··· EXERCISE INPUTS ···

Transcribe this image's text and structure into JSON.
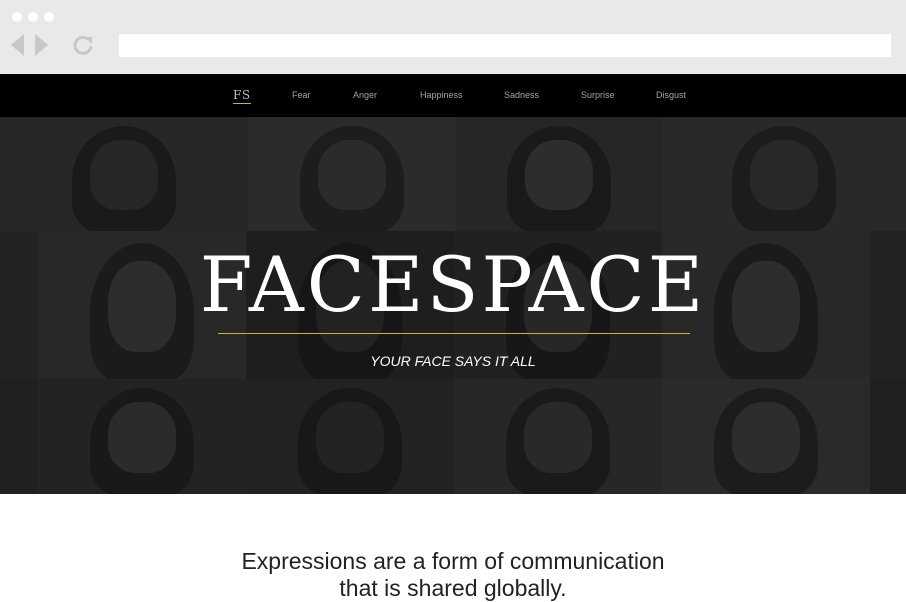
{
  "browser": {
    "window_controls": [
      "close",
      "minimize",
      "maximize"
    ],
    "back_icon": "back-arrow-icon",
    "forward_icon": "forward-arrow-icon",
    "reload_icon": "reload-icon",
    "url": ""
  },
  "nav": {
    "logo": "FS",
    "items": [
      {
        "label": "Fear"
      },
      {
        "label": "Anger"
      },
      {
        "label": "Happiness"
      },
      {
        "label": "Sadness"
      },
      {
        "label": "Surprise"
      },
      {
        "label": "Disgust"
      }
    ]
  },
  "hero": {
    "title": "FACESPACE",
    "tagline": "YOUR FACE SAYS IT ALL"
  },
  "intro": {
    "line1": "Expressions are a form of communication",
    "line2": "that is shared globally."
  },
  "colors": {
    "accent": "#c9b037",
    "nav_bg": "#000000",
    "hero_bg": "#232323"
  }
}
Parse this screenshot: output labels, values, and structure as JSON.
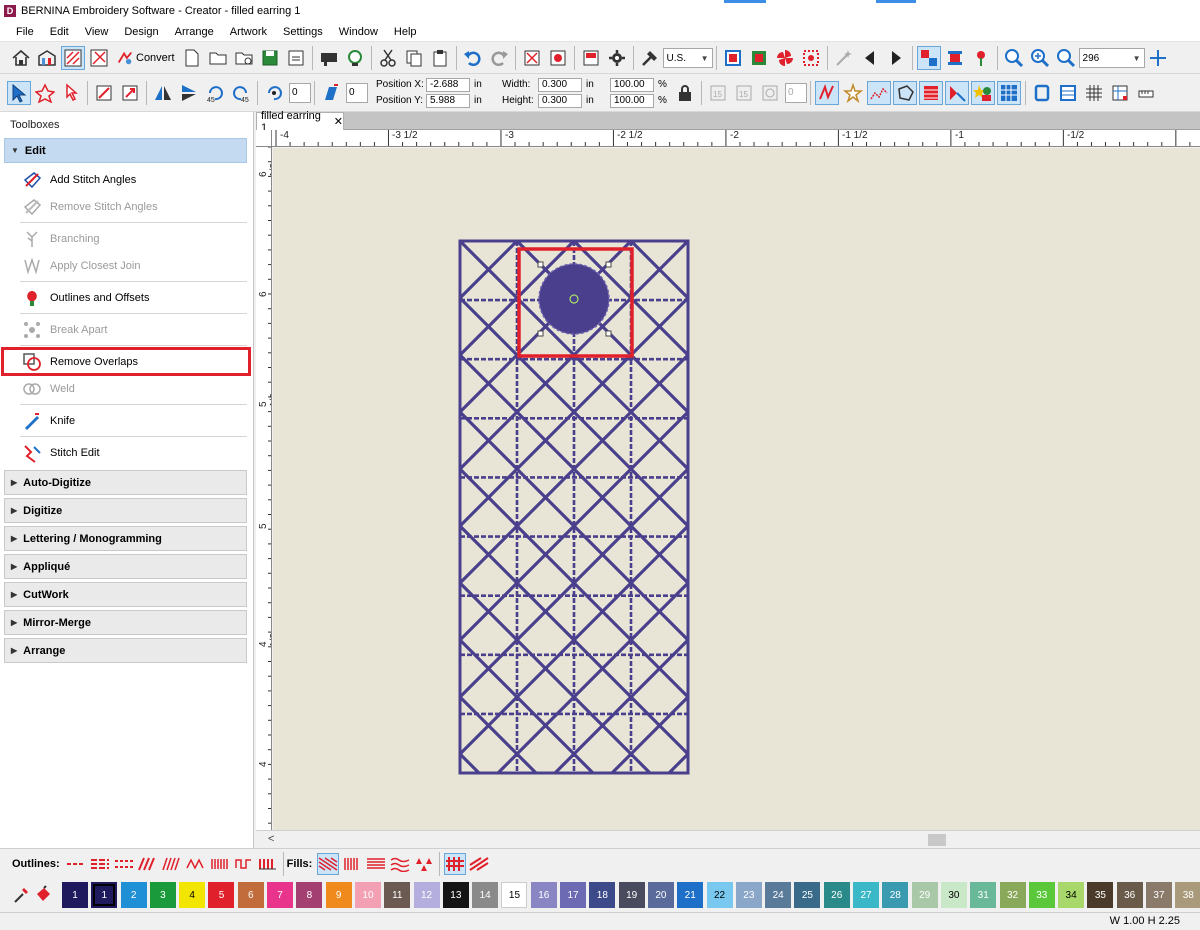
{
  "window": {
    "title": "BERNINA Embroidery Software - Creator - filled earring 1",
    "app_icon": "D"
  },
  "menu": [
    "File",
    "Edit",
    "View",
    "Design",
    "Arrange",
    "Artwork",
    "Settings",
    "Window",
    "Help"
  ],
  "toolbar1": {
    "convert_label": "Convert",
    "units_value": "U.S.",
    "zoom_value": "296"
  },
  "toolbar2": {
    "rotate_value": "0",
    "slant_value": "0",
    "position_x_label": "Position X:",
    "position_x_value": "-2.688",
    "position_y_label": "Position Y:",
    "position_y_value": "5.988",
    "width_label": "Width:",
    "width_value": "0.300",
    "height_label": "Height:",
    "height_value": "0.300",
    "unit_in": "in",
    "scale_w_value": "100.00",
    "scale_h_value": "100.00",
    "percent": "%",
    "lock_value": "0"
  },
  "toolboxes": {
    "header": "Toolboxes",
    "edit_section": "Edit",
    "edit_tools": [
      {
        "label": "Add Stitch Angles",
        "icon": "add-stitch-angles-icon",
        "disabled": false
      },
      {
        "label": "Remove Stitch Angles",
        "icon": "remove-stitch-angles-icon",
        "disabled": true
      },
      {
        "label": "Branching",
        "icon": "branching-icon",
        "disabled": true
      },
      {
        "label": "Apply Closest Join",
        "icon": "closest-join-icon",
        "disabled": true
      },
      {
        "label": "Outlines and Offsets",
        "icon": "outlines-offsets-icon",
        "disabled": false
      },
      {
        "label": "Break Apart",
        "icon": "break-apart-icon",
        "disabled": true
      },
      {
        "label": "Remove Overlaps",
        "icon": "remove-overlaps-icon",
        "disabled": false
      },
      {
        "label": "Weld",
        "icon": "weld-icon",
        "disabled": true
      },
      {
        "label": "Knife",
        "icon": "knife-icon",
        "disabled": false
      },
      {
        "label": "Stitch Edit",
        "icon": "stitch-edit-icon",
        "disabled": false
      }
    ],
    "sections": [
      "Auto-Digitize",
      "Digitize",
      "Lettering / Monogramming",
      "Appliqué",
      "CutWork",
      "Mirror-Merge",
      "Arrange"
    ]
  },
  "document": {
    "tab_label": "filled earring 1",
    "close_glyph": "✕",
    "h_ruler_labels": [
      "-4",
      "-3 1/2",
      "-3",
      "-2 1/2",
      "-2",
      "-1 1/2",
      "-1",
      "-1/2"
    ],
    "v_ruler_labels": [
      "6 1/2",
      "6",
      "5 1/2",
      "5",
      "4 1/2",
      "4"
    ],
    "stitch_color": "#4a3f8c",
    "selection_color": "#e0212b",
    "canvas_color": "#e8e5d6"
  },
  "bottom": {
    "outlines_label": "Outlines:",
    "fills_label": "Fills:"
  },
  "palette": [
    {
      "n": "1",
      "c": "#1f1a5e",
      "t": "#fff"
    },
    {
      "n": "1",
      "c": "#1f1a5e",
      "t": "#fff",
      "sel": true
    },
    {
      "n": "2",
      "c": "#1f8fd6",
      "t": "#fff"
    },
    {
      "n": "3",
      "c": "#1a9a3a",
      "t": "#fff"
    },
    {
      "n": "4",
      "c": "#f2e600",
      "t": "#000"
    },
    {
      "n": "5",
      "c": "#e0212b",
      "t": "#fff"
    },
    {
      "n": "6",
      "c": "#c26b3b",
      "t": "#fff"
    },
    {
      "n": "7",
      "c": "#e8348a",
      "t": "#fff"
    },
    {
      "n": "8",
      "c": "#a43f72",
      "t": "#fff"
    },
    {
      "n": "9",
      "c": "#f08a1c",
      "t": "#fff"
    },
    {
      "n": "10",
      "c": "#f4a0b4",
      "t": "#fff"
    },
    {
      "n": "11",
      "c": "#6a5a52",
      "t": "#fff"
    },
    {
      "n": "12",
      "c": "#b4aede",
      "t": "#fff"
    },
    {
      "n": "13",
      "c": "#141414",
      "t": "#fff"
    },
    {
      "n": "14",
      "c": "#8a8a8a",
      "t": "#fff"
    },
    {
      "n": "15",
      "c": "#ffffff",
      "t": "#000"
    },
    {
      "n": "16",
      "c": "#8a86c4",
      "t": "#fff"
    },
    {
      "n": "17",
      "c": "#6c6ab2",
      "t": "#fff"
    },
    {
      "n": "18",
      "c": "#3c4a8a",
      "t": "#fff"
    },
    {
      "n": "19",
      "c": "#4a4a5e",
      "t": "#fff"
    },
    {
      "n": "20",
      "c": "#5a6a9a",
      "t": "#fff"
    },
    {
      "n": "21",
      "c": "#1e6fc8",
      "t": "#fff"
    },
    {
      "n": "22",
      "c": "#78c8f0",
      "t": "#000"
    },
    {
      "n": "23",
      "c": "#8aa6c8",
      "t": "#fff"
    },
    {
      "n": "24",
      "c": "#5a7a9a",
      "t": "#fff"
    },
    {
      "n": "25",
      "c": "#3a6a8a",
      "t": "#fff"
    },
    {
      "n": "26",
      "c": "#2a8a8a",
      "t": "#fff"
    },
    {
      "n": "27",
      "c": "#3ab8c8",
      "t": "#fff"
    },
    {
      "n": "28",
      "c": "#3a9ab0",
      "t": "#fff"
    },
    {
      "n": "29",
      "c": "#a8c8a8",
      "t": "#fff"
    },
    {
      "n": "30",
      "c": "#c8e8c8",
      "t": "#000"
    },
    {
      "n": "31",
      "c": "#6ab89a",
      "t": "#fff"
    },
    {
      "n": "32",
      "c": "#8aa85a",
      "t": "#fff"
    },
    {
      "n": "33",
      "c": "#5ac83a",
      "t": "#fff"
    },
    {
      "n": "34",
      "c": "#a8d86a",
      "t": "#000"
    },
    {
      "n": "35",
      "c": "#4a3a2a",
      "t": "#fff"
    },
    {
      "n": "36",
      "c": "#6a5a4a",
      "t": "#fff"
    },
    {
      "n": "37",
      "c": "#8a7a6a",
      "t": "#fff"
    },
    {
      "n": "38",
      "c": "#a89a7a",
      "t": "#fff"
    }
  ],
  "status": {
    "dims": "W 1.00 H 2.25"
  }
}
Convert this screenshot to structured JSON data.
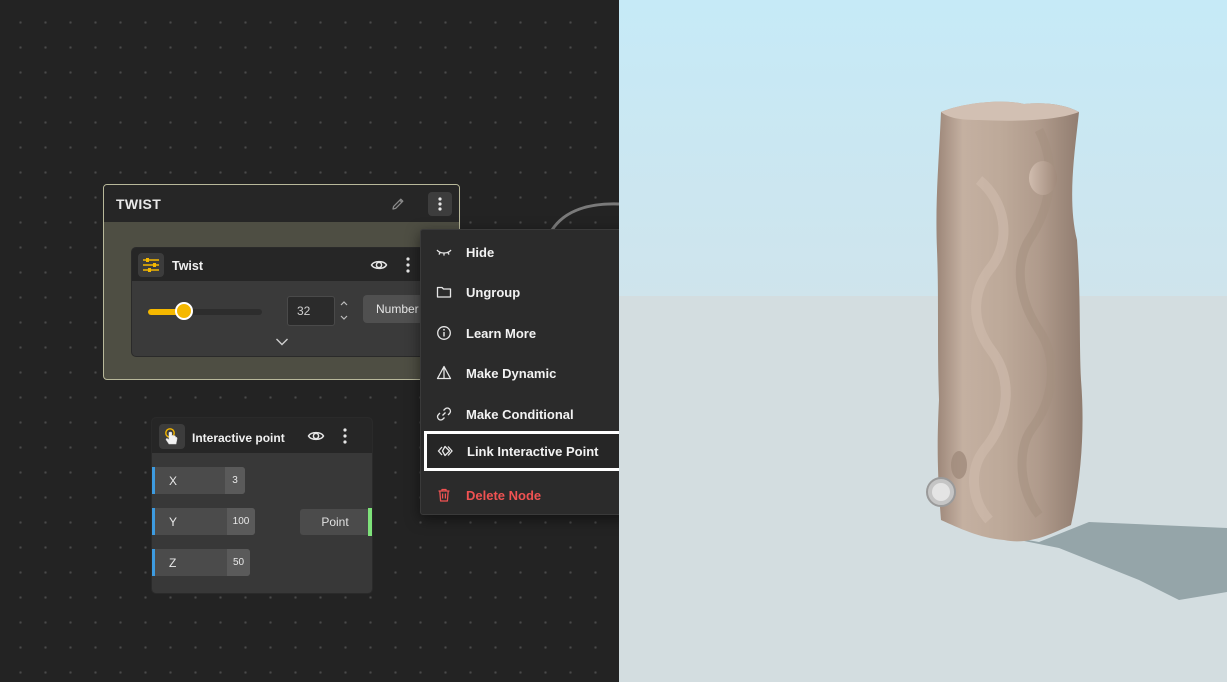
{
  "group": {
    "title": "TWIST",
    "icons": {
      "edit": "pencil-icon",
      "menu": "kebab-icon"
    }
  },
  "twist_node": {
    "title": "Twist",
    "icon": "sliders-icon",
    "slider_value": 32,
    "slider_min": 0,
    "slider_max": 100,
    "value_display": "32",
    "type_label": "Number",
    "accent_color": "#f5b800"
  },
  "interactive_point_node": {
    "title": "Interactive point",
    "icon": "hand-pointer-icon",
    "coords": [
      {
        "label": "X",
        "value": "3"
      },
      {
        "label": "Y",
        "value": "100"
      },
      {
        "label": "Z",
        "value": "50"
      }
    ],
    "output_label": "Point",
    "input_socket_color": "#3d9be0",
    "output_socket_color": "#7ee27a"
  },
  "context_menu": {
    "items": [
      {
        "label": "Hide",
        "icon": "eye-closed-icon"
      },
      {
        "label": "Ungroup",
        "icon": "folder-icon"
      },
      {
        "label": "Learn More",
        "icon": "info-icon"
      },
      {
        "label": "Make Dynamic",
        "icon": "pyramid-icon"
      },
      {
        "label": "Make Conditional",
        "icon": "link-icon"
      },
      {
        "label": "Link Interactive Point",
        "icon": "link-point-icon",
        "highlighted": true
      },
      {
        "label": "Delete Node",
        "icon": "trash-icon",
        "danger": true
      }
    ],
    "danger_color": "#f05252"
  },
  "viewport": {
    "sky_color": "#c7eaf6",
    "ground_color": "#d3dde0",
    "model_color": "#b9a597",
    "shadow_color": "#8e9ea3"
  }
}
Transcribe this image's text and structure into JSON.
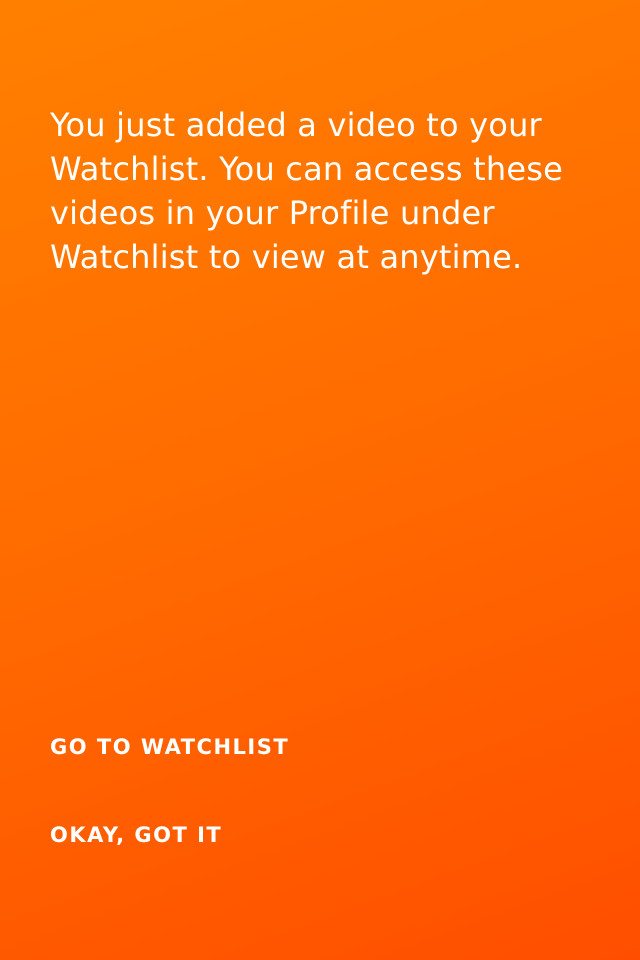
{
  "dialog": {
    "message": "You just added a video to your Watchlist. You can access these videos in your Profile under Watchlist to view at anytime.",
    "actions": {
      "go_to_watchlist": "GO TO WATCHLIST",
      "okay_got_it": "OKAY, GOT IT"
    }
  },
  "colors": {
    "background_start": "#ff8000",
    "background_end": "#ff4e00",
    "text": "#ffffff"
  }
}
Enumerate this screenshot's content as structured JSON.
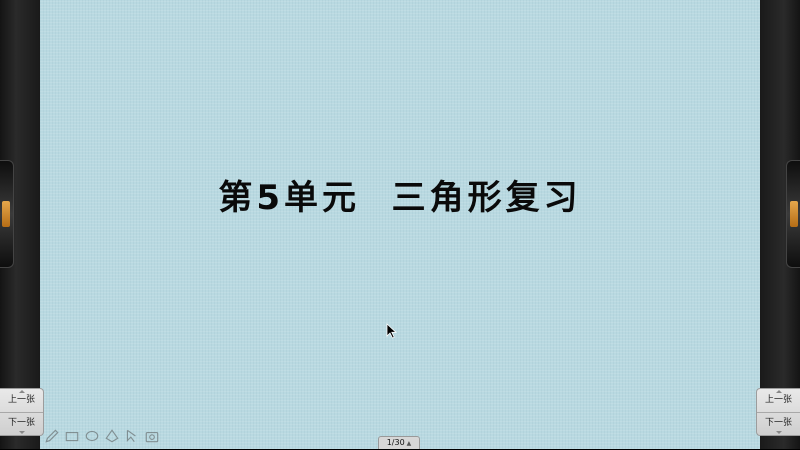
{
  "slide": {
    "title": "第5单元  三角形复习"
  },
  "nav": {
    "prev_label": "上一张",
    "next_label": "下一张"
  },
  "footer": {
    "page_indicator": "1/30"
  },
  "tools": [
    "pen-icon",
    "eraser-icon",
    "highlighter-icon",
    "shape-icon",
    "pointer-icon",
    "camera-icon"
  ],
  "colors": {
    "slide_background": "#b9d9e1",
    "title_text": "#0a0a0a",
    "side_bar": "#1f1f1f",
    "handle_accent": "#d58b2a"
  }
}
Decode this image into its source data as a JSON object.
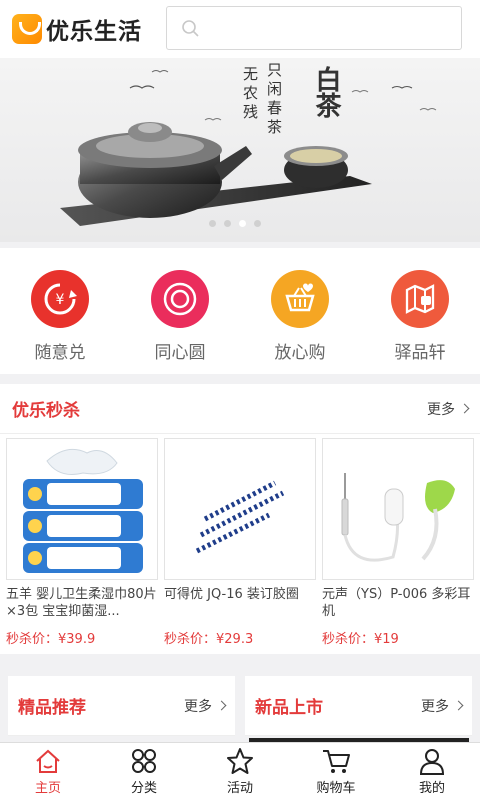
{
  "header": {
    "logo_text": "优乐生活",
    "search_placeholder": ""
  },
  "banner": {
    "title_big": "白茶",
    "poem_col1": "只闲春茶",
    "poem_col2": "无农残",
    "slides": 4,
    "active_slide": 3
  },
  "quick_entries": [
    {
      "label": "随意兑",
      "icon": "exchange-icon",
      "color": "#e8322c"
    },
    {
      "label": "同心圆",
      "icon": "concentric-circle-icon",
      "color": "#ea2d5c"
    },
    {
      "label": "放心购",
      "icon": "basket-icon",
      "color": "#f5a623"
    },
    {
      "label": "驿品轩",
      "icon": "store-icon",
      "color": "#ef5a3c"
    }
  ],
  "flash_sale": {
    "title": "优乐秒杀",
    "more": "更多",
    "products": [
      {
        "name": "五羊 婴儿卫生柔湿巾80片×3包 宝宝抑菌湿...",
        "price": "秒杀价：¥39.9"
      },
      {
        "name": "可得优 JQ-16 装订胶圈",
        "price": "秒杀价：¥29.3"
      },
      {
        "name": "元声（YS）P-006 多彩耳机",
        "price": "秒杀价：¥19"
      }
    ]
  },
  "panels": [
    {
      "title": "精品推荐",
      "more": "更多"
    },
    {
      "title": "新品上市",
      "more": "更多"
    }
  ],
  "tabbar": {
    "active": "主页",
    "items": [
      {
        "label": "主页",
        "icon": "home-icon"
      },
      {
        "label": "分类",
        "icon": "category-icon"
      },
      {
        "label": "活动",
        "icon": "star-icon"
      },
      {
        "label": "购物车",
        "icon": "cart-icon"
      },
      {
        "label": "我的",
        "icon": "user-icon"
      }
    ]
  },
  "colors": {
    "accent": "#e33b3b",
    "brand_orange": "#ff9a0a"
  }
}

···

> _WORK REQUIRED_
Find every line in the records above that contains the word "screenshot", and copy each one.

> _TASK ANSWER_
Parse this screenshot: output labels, values, and structure as JSON.
Convert this screenshot to structured JSON data.
Enumerate this screenshot's content as structured JSON.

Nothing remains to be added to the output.